● **TASK INSTRUCTIONS**
Scan the data below and report how many lines include the word "JSON". Nothing else is wanted.

Data entries

+ + + +

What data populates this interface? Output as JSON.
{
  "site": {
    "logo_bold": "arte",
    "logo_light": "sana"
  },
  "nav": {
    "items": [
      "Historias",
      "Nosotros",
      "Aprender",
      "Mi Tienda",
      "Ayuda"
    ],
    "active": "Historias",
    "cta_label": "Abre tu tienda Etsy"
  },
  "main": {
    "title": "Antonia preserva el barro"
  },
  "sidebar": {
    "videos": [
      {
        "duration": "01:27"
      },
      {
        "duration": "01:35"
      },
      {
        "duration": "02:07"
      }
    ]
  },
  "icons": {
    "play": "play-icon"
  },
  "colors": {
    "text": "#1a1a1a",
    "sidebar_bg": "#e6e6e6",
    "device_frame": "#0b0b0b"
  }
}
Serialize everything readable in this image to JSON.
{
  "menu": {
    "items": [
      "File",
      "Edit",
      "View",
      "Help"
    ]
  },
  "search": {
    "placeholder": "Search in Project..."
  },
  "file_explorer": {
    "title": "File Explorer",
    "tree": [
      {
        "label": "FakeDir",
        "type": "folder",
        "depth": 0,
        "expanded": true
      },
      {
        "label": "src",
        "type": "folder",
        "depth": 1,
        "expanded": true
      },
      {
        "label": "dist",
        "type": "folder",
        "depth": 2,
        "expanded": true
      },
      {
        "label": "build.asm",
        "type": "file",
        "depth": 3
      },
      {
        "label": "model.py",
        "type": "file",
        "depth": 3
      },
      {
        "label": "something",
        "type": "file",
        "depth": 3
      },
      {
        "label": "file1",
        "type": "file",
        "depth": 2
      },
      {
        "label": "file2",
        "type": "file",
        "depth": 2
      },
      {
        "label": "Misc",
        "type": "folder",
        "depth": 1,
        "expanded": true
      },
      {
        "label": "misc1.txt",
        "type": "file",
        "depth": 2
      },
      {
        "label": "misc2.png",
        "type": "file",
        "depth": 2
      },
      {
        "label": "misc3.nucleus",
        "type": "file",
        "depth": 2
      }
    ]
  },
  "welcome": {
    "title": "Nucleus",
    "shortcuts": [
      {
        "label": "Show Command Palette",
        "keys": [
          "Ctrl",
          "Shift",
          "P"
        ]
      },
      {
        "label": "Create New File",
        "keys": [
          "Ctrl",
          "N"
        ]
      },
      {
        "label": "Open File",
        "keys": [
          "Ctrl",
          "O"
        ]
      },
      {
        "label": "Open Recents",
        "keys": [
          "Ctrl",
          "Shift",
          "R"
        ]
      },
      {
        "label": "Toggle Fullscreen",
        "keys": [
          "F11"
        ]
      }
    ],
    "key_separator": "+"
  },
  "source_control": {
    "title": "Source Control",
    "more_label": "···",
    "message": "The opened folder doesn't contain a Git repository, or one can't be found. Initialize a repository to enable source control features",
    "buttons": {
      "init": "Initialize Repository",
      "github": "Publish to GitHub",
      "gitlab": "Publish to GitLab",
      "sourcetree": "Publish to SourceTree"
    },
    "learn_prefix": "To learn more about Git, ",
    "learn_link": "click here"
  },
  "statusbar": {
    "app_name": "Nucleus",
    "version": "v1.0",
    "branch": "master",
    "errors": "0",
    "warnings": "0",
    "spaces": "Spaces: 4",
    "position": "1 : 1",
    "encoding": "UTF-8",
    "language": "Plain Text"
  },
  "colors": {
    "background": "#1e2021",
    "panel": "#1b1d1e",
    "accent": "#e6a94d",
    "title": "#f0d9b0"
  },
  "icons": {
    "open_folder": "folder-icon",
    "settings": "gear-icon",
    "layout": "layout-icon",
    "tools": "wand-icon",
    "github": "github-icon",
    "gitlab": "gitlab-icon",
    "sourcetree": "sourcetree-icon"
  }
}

+ + + +

● **ANSWER TO THIS EXERCISE**
2